__Task details__
Retype exactly the stretch of lines that begins at the line containing "Decode this image" and ends at the last line of the data, with no other lines.

[Records]

•••

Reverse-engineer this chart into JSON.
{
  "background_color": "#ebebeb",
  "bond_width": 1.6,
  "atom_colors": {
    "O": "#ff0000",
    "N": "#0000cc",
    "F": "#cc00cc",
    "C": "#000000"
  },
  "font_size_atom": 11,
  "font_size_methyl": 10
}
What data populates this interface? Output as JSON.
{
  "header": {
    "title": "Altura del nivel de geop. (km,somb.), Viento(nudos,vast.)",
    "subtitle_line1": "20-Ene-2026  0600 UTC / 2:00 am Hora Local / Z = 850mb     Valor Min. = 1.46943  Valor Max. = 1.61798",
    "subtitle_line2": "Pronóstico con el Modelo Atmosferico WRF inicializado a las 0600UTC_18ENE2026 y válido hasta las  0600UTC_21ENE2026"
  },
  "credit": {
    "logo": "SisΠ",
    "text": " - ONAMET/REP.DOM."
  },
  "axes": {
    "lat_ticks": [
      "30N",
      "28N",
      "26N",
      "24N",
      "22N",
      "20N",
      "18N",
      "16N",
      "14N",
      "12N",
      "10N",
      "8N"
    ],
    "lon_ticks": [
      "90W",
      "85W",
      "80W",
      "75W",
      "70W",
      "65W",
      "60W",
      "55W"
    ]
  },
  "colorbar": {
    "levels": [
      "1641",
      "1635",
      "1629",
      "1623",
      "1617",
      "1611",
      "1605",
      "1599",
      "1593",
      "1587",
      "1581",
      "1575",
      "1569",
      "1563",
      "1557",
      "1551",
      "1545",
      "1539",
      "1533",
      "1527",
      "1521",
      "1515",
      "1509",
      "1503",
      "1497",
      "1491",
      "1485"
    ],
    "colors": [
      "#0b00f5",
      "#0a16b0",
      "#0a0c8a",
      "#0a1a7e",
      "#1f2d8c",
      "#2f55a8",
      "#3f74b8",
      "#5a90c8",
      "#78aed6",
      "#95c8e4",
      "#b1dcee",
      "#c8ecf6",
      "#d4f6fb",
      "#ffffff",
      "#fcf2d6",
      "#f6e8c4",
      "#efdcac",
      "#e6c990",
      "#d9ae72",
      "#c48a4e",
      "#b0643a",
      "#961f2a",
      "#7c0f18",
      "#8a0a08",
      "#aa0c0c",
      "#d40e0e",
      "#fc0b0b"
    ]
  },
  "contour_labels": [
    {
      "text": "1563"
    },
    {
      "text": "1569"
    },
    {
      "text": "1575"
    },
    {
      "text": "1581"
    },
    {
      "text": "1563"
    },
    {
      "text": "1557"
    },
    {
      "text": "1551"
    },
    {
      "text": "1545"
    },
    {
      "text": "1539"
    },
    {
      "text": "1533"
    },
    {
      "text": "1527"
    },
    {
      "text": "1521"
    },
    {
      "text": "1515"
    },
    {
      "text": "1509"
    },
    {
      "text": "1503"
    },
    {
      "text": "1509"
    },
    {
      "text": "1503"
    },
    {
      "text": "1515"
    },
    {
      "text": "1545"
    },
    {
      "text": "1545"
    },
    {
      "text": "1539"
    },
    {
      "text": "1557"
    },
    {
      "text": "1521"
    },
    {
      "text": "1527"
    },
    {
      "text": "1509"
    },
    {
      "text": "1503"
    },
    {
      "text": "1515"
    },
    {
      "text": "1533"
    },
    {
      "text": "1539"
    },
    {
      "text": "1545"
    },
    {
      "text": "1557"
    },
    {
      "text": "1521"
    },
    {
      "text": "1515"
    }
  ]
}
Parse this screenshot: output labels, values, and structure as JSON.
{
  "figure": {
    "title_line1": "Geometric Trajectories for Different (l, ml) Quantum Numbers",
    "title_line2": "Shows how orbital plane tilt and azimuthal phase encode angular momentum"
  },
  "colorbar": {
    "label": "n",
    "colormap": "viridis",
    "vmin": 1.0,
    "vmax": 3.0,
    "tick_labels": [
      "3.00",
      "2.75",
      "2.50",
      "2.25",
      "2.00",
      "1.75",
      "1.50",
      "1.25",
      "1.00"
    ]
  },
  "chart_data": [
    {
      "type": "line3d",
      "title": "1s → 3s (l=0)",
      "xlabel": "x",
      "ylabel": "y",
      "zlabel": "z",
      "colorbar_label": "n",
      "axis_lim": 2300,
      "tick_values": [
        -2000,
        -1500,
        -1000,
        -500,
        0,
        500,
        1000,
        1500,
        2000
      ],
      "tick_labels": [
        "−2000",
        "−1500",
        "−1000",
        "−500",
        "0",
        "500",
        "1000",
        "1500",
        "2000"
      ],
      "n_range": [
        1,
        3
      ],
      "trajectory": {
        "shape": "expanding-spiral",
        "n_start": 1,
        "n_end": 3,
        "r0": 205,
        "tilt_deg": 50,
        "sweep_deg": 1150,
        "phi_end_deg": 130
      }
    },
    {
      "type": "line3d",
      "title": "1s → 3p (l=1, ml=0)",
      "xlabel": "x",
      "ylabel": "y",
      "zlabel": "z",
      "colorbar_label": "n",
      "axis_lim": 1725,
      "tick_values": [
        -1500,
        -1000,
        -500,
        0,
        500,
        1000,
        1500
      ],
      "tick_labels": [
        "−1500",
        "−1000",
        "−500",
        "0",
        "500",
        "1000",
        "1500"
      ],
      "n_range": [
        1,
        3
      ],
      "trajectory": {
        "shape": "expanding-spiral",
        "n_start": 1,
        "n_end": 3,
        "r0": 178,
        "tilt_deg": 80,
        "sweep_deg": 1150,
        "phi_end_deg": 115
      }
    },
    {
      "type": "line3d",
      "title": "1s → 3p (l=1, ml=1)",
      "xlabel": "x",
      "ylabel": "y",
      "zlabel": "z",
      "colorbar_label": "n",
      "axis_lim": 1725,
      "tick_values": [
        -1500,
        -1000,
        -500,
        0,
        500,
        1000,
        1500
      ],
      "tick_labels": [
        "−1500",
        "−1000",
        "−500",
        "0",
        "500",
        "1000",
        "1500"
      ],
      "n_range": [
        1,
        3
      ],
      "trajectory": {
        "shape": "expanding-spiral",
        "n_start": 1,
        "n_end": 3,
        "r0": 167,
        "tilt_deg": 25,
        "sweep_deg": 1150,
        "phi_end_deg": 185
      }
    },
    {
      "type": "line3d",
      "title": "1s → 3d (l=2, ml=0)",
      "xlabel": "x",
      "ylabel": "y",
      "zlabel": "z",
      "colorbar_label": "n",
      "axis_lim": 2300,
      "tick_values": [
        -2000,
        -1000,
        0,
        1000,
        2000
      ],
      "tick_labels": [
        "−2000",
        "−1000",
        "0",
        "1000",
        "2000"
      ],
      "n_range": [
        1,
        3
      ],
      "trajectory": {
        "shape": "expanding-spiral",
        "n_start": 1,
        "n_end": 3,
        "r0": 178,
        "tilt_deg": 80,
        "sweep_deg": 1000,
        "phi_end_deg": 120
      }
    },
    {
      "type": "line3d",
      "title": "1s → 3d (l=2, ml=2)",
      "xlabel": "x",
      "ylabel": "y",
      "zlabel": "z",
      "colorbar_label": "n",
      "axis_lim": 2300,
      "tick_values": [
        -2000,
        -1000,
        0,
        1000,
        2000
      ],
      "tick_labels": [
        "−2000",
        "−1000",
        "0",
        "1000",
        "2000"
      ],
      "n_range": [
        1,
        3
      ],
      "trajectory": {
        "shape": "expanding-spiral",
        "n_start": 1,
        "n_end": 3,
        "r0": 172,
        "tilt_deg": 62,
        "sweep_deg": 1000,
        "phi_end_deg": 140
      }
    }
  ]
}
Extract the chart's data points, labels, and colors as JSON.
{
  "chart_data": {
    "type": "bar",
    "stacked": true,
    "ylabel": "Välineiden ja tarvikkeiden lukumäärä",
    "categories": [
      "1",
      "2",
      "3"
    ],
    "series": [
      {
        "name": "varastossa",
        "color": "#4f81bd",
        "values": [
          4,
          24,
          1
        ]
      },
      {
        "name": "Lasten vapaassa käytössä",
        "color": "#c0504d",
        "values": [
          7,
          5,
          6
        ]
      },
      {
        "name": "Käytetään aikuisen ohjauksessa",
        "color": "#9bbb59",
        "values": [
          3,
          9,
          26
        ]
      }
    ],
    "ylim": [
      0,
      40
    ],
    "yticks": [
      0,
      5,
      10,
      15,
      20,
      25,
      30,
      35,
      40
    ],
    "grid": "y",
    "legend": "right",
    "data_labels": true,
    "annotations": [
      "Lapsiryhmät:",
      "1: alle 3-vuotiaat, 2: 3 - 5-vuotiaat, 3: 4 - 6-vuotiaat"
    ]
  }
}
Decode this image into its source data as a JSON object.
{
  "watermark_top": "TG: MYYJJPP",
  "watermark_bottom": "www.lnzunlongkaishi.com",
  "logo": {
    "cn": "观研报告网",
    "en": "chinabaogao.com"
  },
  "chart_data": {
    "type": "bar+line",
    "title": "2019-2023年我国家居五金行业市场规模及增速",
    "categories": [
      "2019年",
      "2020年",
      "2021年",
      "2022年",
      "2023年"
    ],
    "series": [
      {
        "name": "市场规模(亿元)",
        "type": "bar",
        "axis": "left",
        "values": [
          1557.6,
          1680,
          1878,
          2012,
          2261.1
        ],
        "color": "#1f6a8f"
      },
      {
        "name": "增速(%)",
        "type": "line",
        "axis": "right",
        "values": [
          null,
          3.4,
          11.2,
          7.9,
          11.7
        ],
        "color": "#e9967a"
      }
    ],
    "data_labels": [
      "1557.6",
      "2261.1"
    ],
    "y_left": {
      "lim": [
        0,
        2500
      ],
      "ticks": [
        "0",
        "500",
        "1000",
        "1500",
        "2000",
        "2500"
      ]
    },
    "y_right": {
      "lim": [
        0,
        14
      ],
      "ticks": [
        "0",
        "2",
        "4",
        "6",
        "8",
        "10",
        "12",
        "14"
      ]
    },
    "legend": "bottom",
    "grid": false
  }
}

•••

__Expected answer__
Decode this image into its source data as a JSON object.
{
  "watermark_top": "TG: MYYJJPP",
  "watermark_bottom": "www.lnzunlongkaishi.com",
  "logo": {
    "cn": "观研报告网",
    "en": "chinabaogao.com"
  },
  "chart_data": {
    "type": "bar+line",
    "title": "2019-2023年我国家居五金行业市场规模及增速",
    "categories": [
      "2019年",
      "2020年",
      "2021年",
      "2022年",
      "2023年"
    ],
    "series": [
      {
        "name": "市场规模(亿元)",
        "type": "bar",
        "axis": "left",
        "values": [
          1557.6,
          1680,
          1878,
          2012,
          2261.1
        ],
        "color": "#1f6a8f"
      },
      {
        "name": "增速(%)",
        "type": "line",
        "axis": "right",
        "values": [
          null,
          3.4,
          11.2,
          7.9,
          11.7
        ],
        "color": "#e9967a"
      }
    ],
    "data_labels": [
      "1557.6",
      "2261.1"
    ],
    "y_left": {
      "lim": [
        0,
        2500
      ],
      "ticks": [
        "0",
        "500",
        "1000",
        "1500",
        "2000",
        "2500"
      ]
    },
    "y_right": {
      "lim": [
        0,
        14
      ],
      "ticks": [
        "0",
        "2",
        "4",
        "6",
        "8",
        "10",
        "12",
        "14"
      ]
    },
    "legend": "bottom",
    "grid": false
  }
}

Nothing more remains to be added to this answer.